Goal: Every line with the word "blob" in it should be extracted from the data that follows.

┌─ Listing

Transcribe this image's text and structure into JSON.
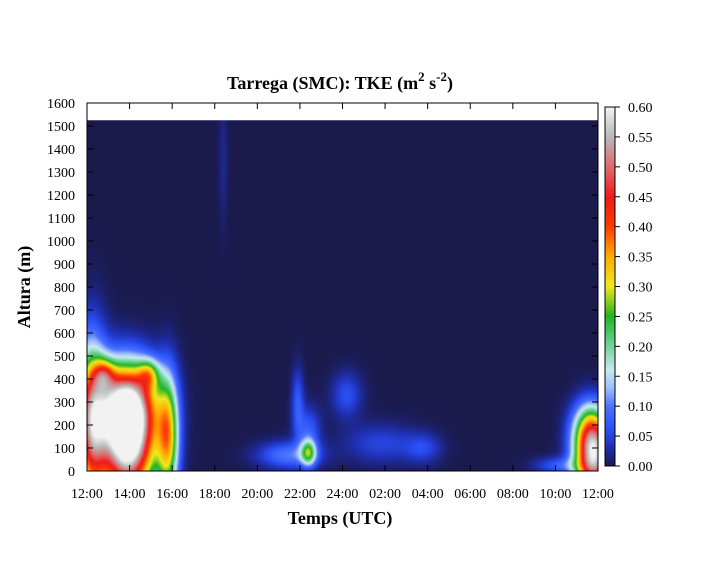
{
  "chart_data": {
    "type": "heatmap",
    "title": {
      "prefix": "Tarrega (SMC): TKE (m",
      "sup1": "2",
      "mid": " s",
      "sup2": "-2",
      "suffix": ")"
    },
    "xlabel": "Temps (UTC)",
    "ylabel": "Altura (m)",
    "x_tick_labels": [
      "12:00",
      "14:00",
      "16:00",
      "18:00",
      "20:00",
      "22:00",
      "24:00",
      "02:00",
      "04:00",
      "06:00",
      "08:00",
      "10:00",
      "12:00"
    ],
    "x_range_hours": [
      0,
      24
    ],
    "ylim": [
      0,
      1600
    ],
    "y_ticks": [
      0,
      100,
      200,
      300,
      400,
      500,
      600,
      700,
      800,
      900,
      1000,
      1100,
      1200,
      1300,
      1400,
      1500,
      1600
    ],
    "data_top_altitude": 1525,
    "colorbar": {
      "range": [
        0,
        0.6
      ],
      "ticks": [
        "0.00",
        "0.05",
        "0.10",
        "0.15",
        "0.20",
        "0.25",
        "0.30",
        "0.35",
        "0.40",
        "0.45",
        "0.50",
        "0.55",
        "0.60"
      ],
      "stops": [
        {
          "v": 0.0,
          "color": "#1a1a4d"
        },
        {
          "v": 0.03,
          "color": "#1f2fb0"
        },
        {
          "v": 0.06,
          "color": "#2a4ff5"
        },
        {
          "v": 0.1,
          "color": "#4d73ff"
        },
        {
          "v": 0.13,
          "color": "#9fbdfb"
        },
        {
          "v": 0.16,
          "color": "#c8eaf0"
        },
        {
          "v": 0.2,
          "color": "#6fd49b"
        },
        {
          "v": 0.25,
          "color": "#22b422"
        },
        {
          "v": 0.3,
          "color": "#f0e81e"
        },
        {
          "v": 0.35,
          "color": "#ffae00"
        },
        {
          "v": 0.4,
          "color": "#ff3c00"
        },
        {
          "v": 0.45,
          "color": "#ee1a1a"
        },
        {
          "v": 0.5,
          "color": "#e06a6a"
        },
        {
          "v": 0.55,
          "color": "#b8b8b8"
        },
        {
          "v": 0.6,
          "color": "#f2f2f2"
        }
      ]
    },
    "features": [
      {
        "name": "daytime-plume",
        "t": 1.9,
        "z": 120,
        "st": 0.9,
        "sz": 170,
        "v": 0.62
      },
      {
        "name": "daytime-plume-left",
        "t": 0.2,
        "z": 200,
        "st": 0.5,
        "sz": 230,
        "v": 0.42
      },
      {
        "name": "daytime-plume-upper",
        "t": 1.8,
        "z": 300,
        "st": 1.0,
        "sz": 120,
        "v": 0.4
      },
      {
        "name": "plume-crest-left",
        "t": 0.8,
        "z": 420,
        "st": 0.35,
        "sz": 45,
        "v": 0.18
      },
      {
        "name": "plume-crest-right",
        "t": 2.9,
        "z": 420,
        "st": 0.35,
        "sz": 45,
        "v": 0.18
      },
      {
        "name": "plume-decay",
        "t": 3.8,
        "z": 150,
        "st": 0.35,
        "sz": 180,
        "v": 0.3
      },
      {
        "name": "evening-low",
        "t": 9.5,
        "z": 70,
        "st": 1.0,
        "sz": 40,
        "v": 0.1
      },
      {
        "name": "night-burst-22",
        "t": 10.4,
        "z": 80,
        "st": 0.25,
        "sz": 40,
        "v": 0.2
      },
      {
        "name": "night-burst-22b",
        "t": 10.4,
        "z": 180,
        "st": 0.4,
        "sz": 70,
        "v": 0.07
      },
      {
        "name": "night-band-2230",
        "t": 9.9,
        "z": 300,
        "st": 0.2,
        "sz": 100,
        "v": 0.07
      },
      {
        "name": "night-blob-24",
        "t": 12.2,
        "z": 330,
        "st": 0.5,
        "sz": 70,
        "v": 0.06
      },
      {
        "name": "night-blob-0130",
        "t": 13.8,
        "z": 120,
        "st": 1.2,
        "sz": 60,
        "v": 0.05
      },
      {
        "name": "night-blob-0300",
        "t": 15.8,
        "z": 100,
        "st": 0.6,
        "sz": 45,
        "v": 0.05
      },
      {
        "name": "morning-plume",
        "t": 23.8,
        "z": 60,
        "st": 0.6,
        "sz": 110,
        "v": 0.55
      },
      {
        "name": "morning-plume-upper",
        "t": 23.6,
        "z": 190,
        "st": 0.55,
        "sz": 80,
        "v": 0.18
      },
      {
        "name": "morning-low",
        "t": 22.2,
        "z": 25,
        "st": 0.8,
        "sz": 25,
        "v": 0.07
      },
      {
        "name": "faint-streak",
        "t": 6.4,
        "z": 1350,
        "st": 0.15,
        "sz": 200,
        "v": 0.02
      }
    ]
  }
}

└─

Output of the task:
        "name": "night-blob-24",
        "name": "night-blob-0130",
        "name": "night-blob-0300",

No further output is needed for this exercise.